Return all entries word for word, but drop any images.

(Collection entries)
▬▬▬▬▬▬

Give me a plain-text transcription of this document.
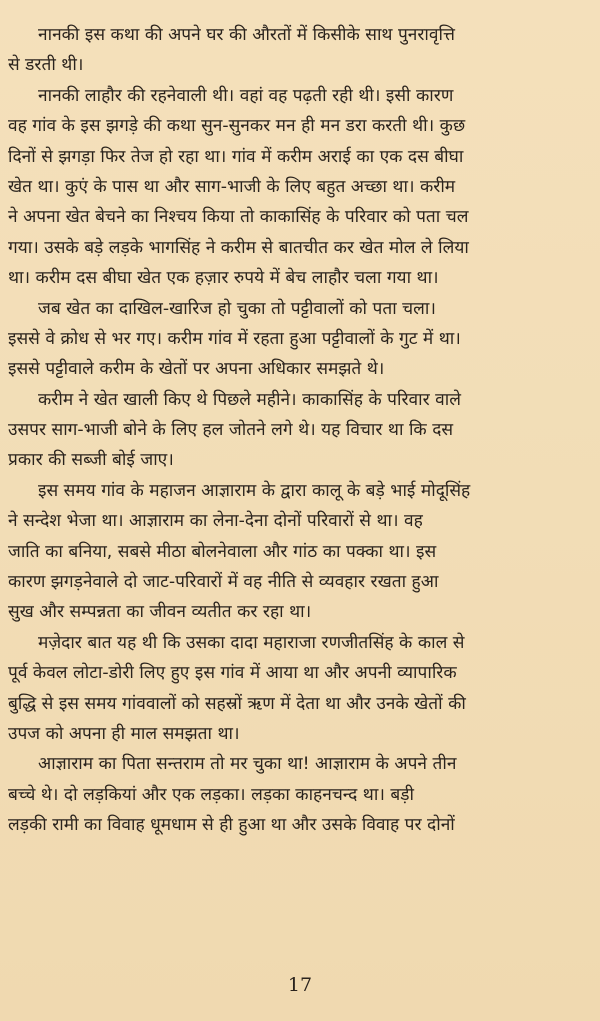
नानकी इस कथा की अपने घर की औरतों में किसीके साथ पुनरावृत्ति
से डरती थी।
नानकी लाहौर की रहनेवाली थी। वहां वह पढ़ती रही थी। इसी कारण
वह गांव के इस झगड़े की कथा सुन-सुनकर मन ही मन डरा करती थी। कुछ
दिनों से झगड़ा फिर तेज हो रहा था। गांव में करीम अराई का एक दस बीघा
खेत था। कुएं के पास था और साग-भाजी के लिए बहुत अच्छा था। करीम
ने अपना खेत बेचने का निश्चय किया तो काकासिंह के परिवार को पता चल
गया। उसके बड़े लड़के भागसिंह ने करीम से बातचीत कर खेत मोल ले लिया
था। करीम दस बीघा खेत एक हज़ार रुपये में बेच लाहौर चला गया था।
जब खेत का दाखिल-खारिज हो चुका तो पट्टीवालों को पता चला।
इससे वे क्रोध से भर गए। करीम गांव में रहता हुआ पट्टीवालों के गुट में था।
इससे पट्टीवाले करीम के खेतों पर अपना अधिकार समझते थे।
करीम ने खेत खाली किए थे पिछले महीने। काकासिंह के परिवार वाले
उसपर साग-भाजी बोने के लिए हल जोतने लगे थे। यह विचार था कि दस
प्रकार की सब्जी बोई जाए।
इस समय गांव के महाजन आज्ञाराम के द्वारा कालू के बड़े भाई मोदूसिंह
ने सन्देश भेजा था। आज्ञाराम का लेना-देना दोनों परिवारों से था। वह
जाति का बनिया, सबसे मीठा बोलनेवाला और गांठ का पक्का था। इस
कारण झगड़नेवाले दो जाट-परिवारों में वह नीति से व्यवहार रखता हुआ
सुख और सम्पन्नता का जीवन व्यतीत कर रहा था।
मज़ेदार बात यह थी कि उसका दादा महाराजा रणजीतसिंह के काल से
पूर्व केवल लोटा-डोरी लिए हुए इस गांव में आया था और अपनी व्यापारिक
बुद्धि से इस समय गांववालों को सहस्रों ऋण में देता था और उनके खेतों की
उपज को अपना ही माल समझता था।
आज्ञाराम का पिता सन्तराम तो मर चुका था! आज्ञाराम के अपने तीन
बच्चे थे। दो लड़कियां और एक लड़का। लड़का काहनचन्द था। बड़ी
लड़की रामी का विवाह धूमधाम से ही हुआ था और उसके विवाह पर दोनों
17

▬▬▬▬▬▬

● **FINAL RESULT**:
Give me a plain-text transcription of this document.
नानकी इस कथा की अपने घर की औरतों में किसीके साथ पुनरावृत्ति
से डरती थी।
नानकी लाहौर की रहनेवाली थी। वहां वह पढ़ती रही थी। इसी कारण
वह गांव के इस झगड़े की कथा सुन-सुनकर मन ही मन डरा करती थी। कुछ
दिनों से झगड़ा फिर तेज हो रहा था। गांव में करीम अराई का एक दस बीघा
खेत था। कुएं के पास था और साग-भाजी के लिए बहुत अच्छा था। करीम
ने अपना खेत बेचने का निश्चय किया तो काकासिंह के परिवार को पता चल
गया। उसके बड़े लड़के भागसिंह ने करीम से बातचीत कर खेत मोल ले लिया
था। करीम दस बीघा खेत एक हज़ार रुपये में बेच लाहौर चला गया था।
जब खेत का दाखिल-खारिज हो चुका तो पट्टीवालों को पता चला।
इससे वे क्रोध से भर गए। करीम गांव में रहता हुआ पट्टीवालों के गुट में था।
इससे पट्टीवाले करीम के खेतों पर अपना अधिकार समझते थे।
करीम ने खेत खाली किए थे पिछले महीने। काकासिंह के परिवार वाले
उसपर साग-भाजी बोने के लिए हल जोतने लगे थे। यह विचार था कि दस
प्रकार की सब्जी बोई जाए।
इस समय गांव के महाजन आज्ञाराम के द्वारा कालू के बड़े भाई मोदूसिंह
ने सन्देश भेजा था। आज्ञाराम का लेना-देना दोनों परिवारों से था। वह
जाति का बनिया, सबसे मीठा बोलनेवाला और गांठ का पक्का था। इस
कारण झगड़नेवाले दो जाट-परिवारों में वह नीति से व्यवहार रखता हुआ
सुख और सम्पन्नता का जीवन व्यतीत कर रहा था।
मज़ेदार बात यह थी कि उसका दादा महाराजा रणजीतसिंह के काल से
पूर्व केवल लोटा-डोरी लिए हुए इस गांव में आया था और अपनी व्यापारिक
बुद्धि से इस समय गांववालों को सहस्रों ऋण में देता था और उनके खेतों की
उपज को अपना ही माल समझता था।
आज्ञाराम का पिता सन्तराम तो मर चुका था! आज्ञाराम के अपने तीन
बच्चे थे। दो लड़कियां और एक लड़का। लड़का काहनचन्द था। बड़ी
लड़की रामी का विवाह धूमधाम से ही हुआ था और उसके विवाह पर दोनों
17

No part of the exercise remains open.